Figure record extracts
— begin —

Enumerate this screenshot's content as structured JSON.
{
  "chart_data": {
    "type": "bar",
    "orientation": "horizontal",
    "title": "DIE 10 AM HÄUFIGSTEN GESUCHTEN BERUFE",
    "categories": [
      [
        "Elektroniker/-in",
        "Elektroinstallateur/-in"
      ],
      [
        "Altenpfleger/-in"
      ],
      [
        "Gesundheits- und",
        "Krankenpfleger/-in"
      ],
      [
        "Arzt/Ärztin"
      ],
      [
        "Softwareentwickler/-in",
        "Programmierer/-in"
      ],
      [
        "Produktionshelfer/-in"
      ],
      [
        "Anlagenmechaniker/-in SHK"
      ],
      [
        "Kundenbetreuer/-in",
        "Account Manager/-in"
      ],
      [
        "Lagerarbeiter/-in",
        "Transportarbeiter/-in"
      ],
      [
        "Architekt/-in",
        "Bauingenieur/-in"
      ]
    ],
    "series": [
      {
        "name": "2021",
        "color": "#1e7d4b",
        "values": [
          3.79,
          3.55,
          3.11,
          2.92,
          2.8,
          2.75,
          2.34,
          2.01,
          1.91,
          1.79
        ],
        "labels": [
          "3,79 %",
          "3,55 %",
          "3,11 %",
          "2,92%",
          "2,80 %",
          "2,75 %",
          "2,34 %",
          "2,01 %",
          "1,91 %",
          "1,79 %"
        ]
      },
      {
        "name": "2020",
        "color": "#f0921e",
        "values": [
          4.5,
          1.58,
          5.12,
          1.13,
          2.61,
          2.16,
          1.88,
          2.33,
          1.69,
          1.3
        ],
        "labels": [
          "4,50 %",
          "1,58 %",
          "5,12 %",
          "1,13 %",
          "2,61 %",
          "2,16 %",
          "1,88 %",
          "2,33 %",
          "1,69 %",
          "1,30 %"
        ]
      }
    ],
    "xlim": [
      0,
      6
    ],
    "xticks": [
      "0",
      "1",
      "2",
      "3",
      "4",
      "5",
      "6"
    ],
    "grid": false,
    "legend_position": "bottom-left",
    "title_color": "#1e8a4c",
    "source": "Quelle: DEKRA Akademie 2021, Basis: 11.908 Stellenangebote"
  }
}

— end —

Transcribe all of the lines in the records precisely.

Exercise answer
Enumerate this screenshot's content as structured JSON.
{
  "chart_data": {
    "type": "bar",
    "orientation": "horizontal",
    "title": "DIE 10 AM HÄUFIGSTEN GESUCHTEN BERUFE",
    "categories": [
      [
        "Elektroniker/-in",
        "Elektroinstallateur/-in"
      ],
      [
        "Altenpfleger/-in"
      ],
      [
        "Gesundheits- und",
        "Krankenpfleger/-in"
      ],
      [
        "Arzt/Ärztin"
      ],
      [
        "Softwareentwickler/-in",
        "Programmierer/-in"
      ],
      [
        "Produktionshelfer/-in"
      ],
      [
        "Anlagenmechaniker/-in SHK"
      ],
      [
        "Kundenbetreuer/-in",
        "Account Manager/-in"
      ],
      [
        "Lagerarbeiter/-in",
        "Transportarbeiter/-in"
      ],
      [
        "Architekt/-in",
        "Bauingenieur/-in"
      ]
    ],
    "series": [
      {
        "name": "2021",
        "color": "#1e7d4b",
        "values": [
          3.79,
          3.55,
          3.11,
          2.92,
          2.8,
          2.75,
          2.34,
          2.01,
          1.91,
          1.79
        ],
        "labels": [
          "3,79 %",
          "3,55 %",
          "3,11 %",
          "2,92%",
          "2,80 %",
          "2,75 %",
          "2,34 %",
          "2,01 %",
          "1,91 %",
          "1,79 %"
        ]
      },
      {
        "name": "2020",
        "color": "#f0921e",
        "values": [
          4.5,
          1.58,
          5.12,
          1.13,
          2.61,
          2.16,
          1.88,
          2.33,
          1.69,
          1.3
        ],
        "labels": [
          "4,50 %",
          "1,58 %",
          "5,12 %",
          "1,13 %",
          "2,61 %",
          "2,16 %",
          "1,88 %",
          "2,33 %",
          "1,69 %",
          "1,30 %"
        ]
      }
    ],
    "xlim": [
      0,
      6
    ],
    "xticks": [
      "0",
      "1",
      "2",
      "3",
      "4",
      "5",
      "6"
    ],
    "grid": false,
    "legend_position": "bottom-left",
    "title_color": "#1e8a4c",
    "source": "Quelle: DEKRA Akademie 2021, Basis: 11.908 Stellenangebote"
  }
}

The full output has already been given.